▶ **Record extracts**
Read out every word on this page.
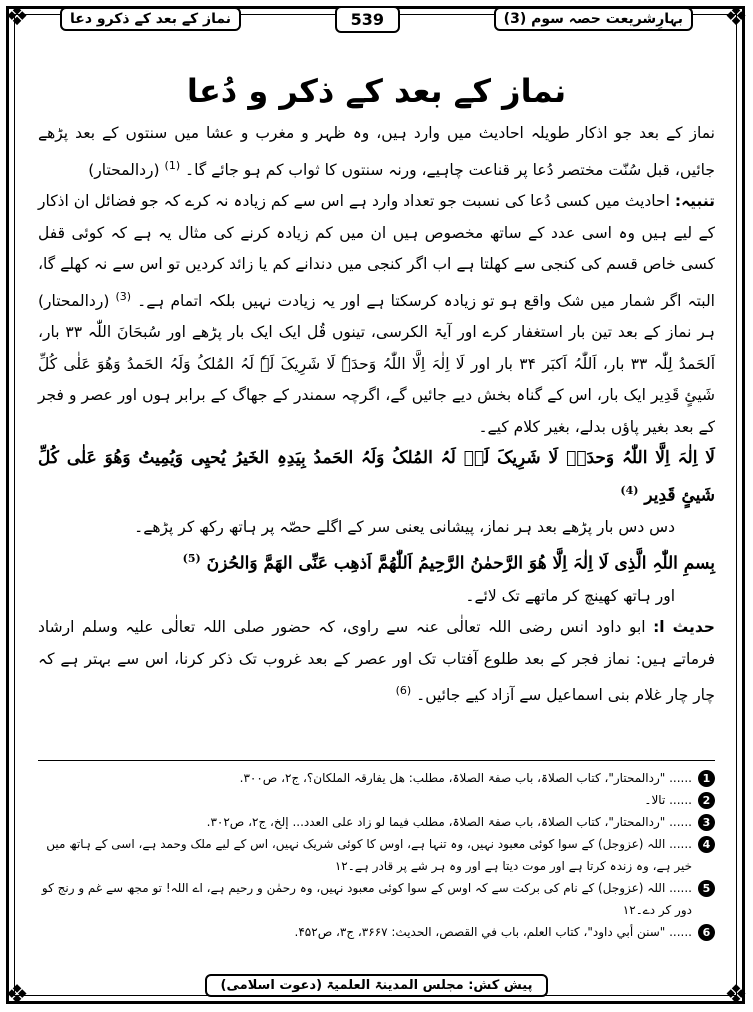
❖	❖
❖	❖
نماز کے بعد کے ذکرو دعا	539	بہارِشریعت حصہ سوم (3)
نماز کے بعد کے ذکر و دُعا

نماز کے بعد جو اذکار طویلہ احادیث میں وارد ہیں، وہ ظہر و مغرب و عشا میں سنتوں کے بعد پڑھے جائیں، قبل سُنّت مختصر دُعا پر قناعت چاہیے، ورنہ سنتوں کا ثواب کم ہو جائے گا۔ $^{(1)}$ (ردالمحتار)

تنبیہ: احادیث میں کسی دُعا کی نسبت جو تعداد وارد ہے اس سے کم زیادہ نہ کرے کہ جو فضائل ان اذکار کے لیے ہیں وہ اسی عدد کے ساتھ مخصوص ہیں ان میں کم زیادہ کرنے کی مثال یہ ہے کہ کوئی قفل کسی خاص قسم کی کنجی سے کھلتا ہے اب اگر کنجی میں دندانے کم یا زائد کردیں تو اس سے نہ کھلے گا، البتہ اگر شمار میں شک واقع ہو تو زیادہ کرسکتا ہے اور یہ زیادت نہیں بلکہ اتمام ہے۔ $^{(3)}$ (ردالمحتار) ہر نماز کے بعد تین بار استغفار کرے اور آیۃ الکرسی، تینوں قُل ایک ایک بار پڑھے اور سُبحَانَ اللّٰہ ۳۳ بار، اَلحَمدُ لِلّٰہ ۳۳ بار، اَللّٰہُ اَکبَر ۳۴ بار اور لَا اِلٰہَ اِلَّا اللّٰہُ وَحدَہٗ لَا شَرِیکَ لَہٗ لَہُ المُلکُ وَلَہُ الحَمدُ وَھُوَ عَلٰی کُلِّ شَیئٍ قَدِیر ایک بار، اس کے گناہ بخش دیے جائیں گے، اگرچہ سمندر کے جھاگ کے برابر ہوں اور عصر و فجر کے بعد بغیر پاؤں بدلے، بغیر کلام کیے۔

لَا اِلٰہَ اِلَّا اللّٰہُ وَحدَہٗ لَا شَرِیکَ لَہٗ لَہُ المُلکُ وَلَہُ الحَمدُ بِیَدِہِ الخَیرُ یُحیِی وَیُمِیتُ وَھُوَ عَلٰی کُلِّ شَیئٍ قَدِیر $^{(4)}$

دس دس بار پڑھے بعد ہر نماز، پیشانی یعنی سر کے اگلے حصّہ پر ہاتھ رکھ کر پڑھے۔

بِسمِ اللّٰہِ الَّذِی لَا اِلٰہَ اِلَّا ھُوَ الرَّحمٰنُ الرَّحِیمُ اَللّٰھُمَّ اَذھِب عَنِّی الھَمَّ وَالحُزنَ $^{(5)}$

اور ہاتھ کھینچ کر ماتھے تک لائے۔

حدیث ا: ابو داود انس رضی اللہ تعالٰی عنہ سے راوی، کہ حضور صلی اللہ تعالٰی علیہ وسلم ارشاد فرماتے ہیں: نماز فجر کے بعد طلوع آفتاب تک اور عصر کے بعد غروب تک ذکر کرنا، اس سے بہتر ہے کہ چار چار غلام بنی اسماعیل سے آزاد کیے جائیں۔ $^{(6)}$

1
...... "ردالمحتار"، کتاب الصلاۃ، باب صفۃ الصلاۃ، مطلب: ھل یفارقہ الملکان؟، ج۲، ص۳۰۰.
2
...... تالا۔
3
...... "ردالمحتار"، کتاب الصلاۃ، باب صفۃ الصلاۃ، مطلب فیما لو زاد علی العدد... إلخ، ج۲، ص۳۰۲.
4
...... اللہ (عزوجل) کے سوا کوئی معبود نہیں، وہ تنہا ہے، اوس کا کوئی شریک نہیں، اس کے لیے ملک وحمد ہے، اسی کے ہاتھ میں خیر ہے، وہ زندہ کرتا ہے اور موت دیتا ہے اور وہ ہر شے پر قادر ہے۔۱۲
5
...... اللہ (عزوجل) کے نام کی برکت سے کہ اوس کے سوا کوئی معبود نہیں، وہ رحمٰن و رحیم ہے، اے اللہ! تو مجھ سے غم و رنج کو دور کر دے۔۱۲
6
...... "سنن أبي داود"، کتاب العلم، باب في القصص، الحدیث: ۳۶۶۷، ج۳، ص۴۵۲.
پیش کش: مجلس المدینۃ العلمیۃ (دعوت اسلامی)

▶ **What to work on**
Say how many lines in this listing hold the string "جائیں", giving the count and nothing more.

▶ **Output for this exercise**
3